> **WHAT YOU SHOULD DO**: Lines containing "DOCUMENTAIRE" are to be counted. Give the number and nothing more.

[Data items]

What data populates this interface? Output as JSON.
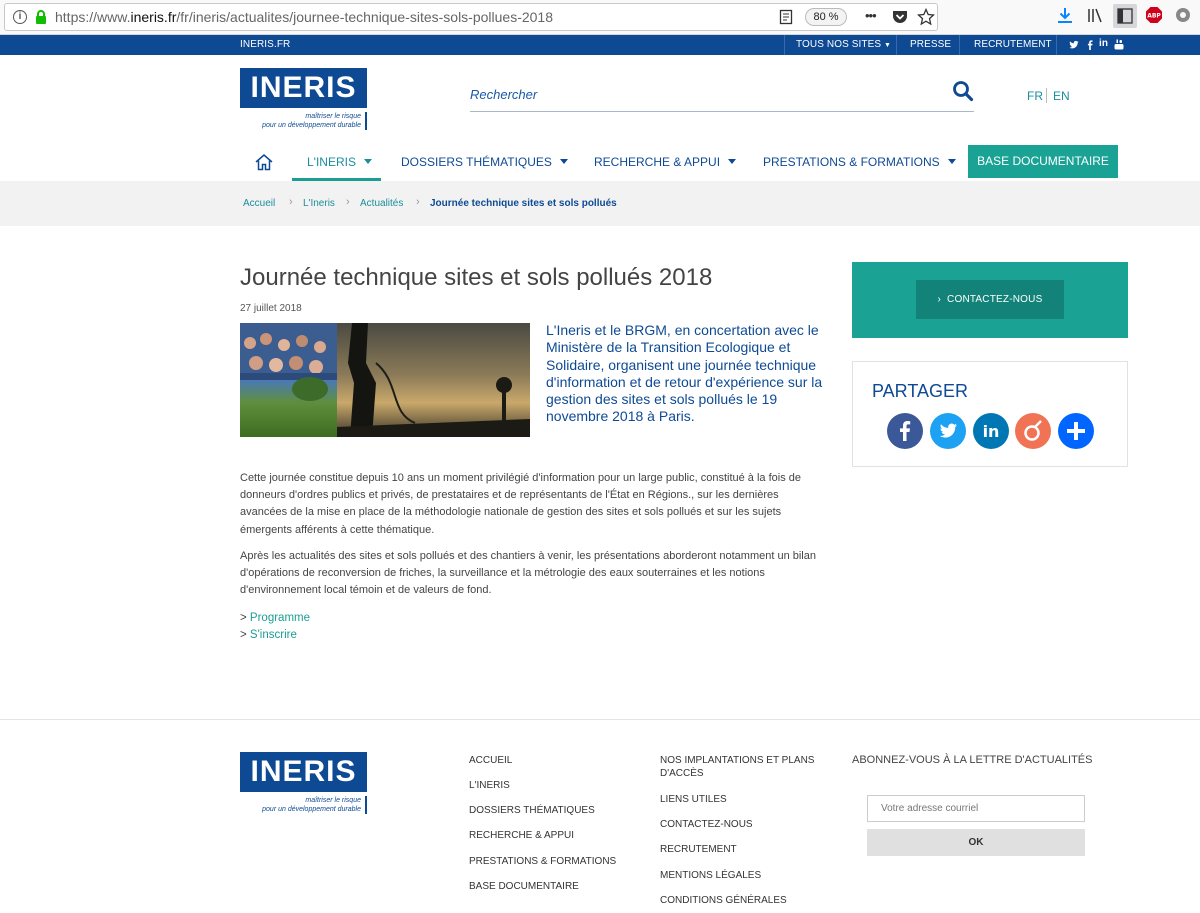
{
  "browser": {
    "url_prefix": "https://www.",
    "url_domain": "ineris.fr",
    "url_path": "/fr/ineris/actualites/journee-technique-sites-sols-pollues-2018",
    "zoom": "80 %",
    "more_label": "•••"
  },
  "topbar": {
    "site": "INERIS.FR",
    "all_sites": "TOUS NOS SITES",
    "press": "PRESSE",
    "recruitment": "RECRUTEMENT",
    "social": [
      "twitter-icon",
      "facebook-icon",
      "linkedin-icon",
      "youtube-icon"
    ]
  },
  "logo": {
    "name": "INERIS",
    "tagline_1": "maîtriser le risque",
    "tagline_2": "pour un développement durable"
  },
  "search": {
    "placeholder": "Rechercher"
  },
  "lang": {
    "fr": "FR",
    "en": "EN"
  },
  "nav": {
    "items": [
      {
        "label": "L'INERIS",
        "active": true
      },
      {
        "label": "DOSSIERS THÉMATIQUES",
        "active": false
      },
      {
        "label": "RECHERCHE & APPUI",
        "active": false
      },
      {
        "label": "PRESTATIONS & FORMATIONS",
        "active": false
      }
    ],
    "base_doc": "BASE DOCUMENTAIRE"
  },
  "breadcrumb": {
    "items": [
      "Accueil",
      "L'Ineris",
      "Actualités"
    ],
    "current": "Journée technique sites et sols pollués"
  },
  "article": {
    "title": "Journée technique sites et sols pollués 2018",
    "date": "27 juillet 2018",
    "intro": "L'Ineris et le BRGM, en concertation avec le Ministère de la Transition Ecologique et Solidaire, organisent une journée technique d'information et de retour d'expérience sur la gestion des sites et sols pollués le 19 novembre 2018 à Paris.",
    "paragraphs": [
      "Cette journée constitue depuis 10 ans un moment privilégié d'information pour un large public, constitué à la fois de donneurs d'ordres publics et privés, de prestataires et de représentants de l'État en Régions., sur les dernières avancées de la mise en place de la méthodologie nationale de gestion des sites et sols pollués et sur les sujets émergents afférents à cette thématique.",
      "Après les actualités des sites et sols pollués et des chantiers à venir, les présentations aborderont notamment un bilan d'opérations de reconversion de friches, la surveillance et la métrologie des eaux souterraines et les notions d'environnement local témoin et de valeurs de fond."
    ],
    "links": [
      "Programme",
      "S'inscrire"
    ]
  },
  "sidebar": {
    "contact": "CONTACTEZ-NOUS",
    "share_title": "PARTAGER",
    "share_buttons": [
      {
        "icon": "facebook-icon",
        "color": "#3b5998"
      },
      {
        "icon": "twitter-icon",
        "color": "#1da1f2"
      },
      {
        "icon": "linkedin-icon",
        "color": "#0077b5"
      },
      {
        "icon": "viadeo-icon",
        "color": "#f07355"
      },
      {
        "icon": "plus-icon",
        "color": "#0166ff"
      }
    ]
  },
  "footer": {
    "col1": [
      "ACCUEIL",
      "L'INERIS",
      "DOSSIERS THÉMATIQUES",
      "RECHERCHE & APPUI",
      "PRESTATIONS & FORMATIONS",
      "BASE DOCUMENTAIRE"
    ],
    "col2": [
      "NOS IMPLANTATIONS ET PLANS D'ACCÈS",
      "LIENS UTILES",
      "CONTACTEZ-NOUS",
      "RECRUTEMENT",
      "MENTIONS LÉGALES",
      "CONDITIONS GÉNÉRALES"
    ],
    "newsletter_title": "ABONNEZ-VOUS À LA LETTRE D'ACTUALITÉS",
    "newsletter_placeholder": "Votre adresse courriel",
    "newsletter_button": "OK"
  },
  "colors": {
    "brand_blue": "#0e4a94",
    "accent_teal": "#1aa395"
  }
}
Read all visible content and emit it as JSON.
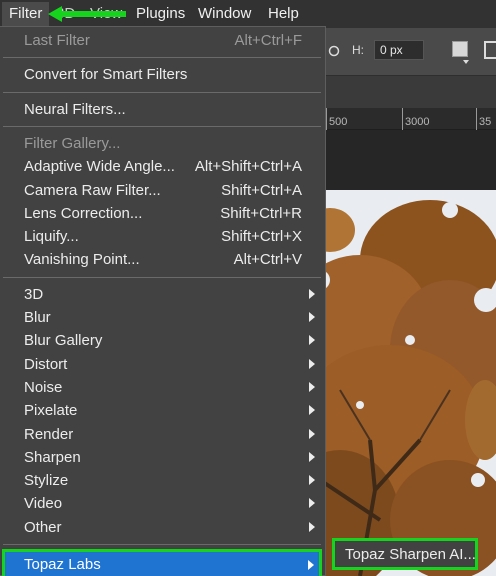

> **EXERCISE OUTPUT**: 2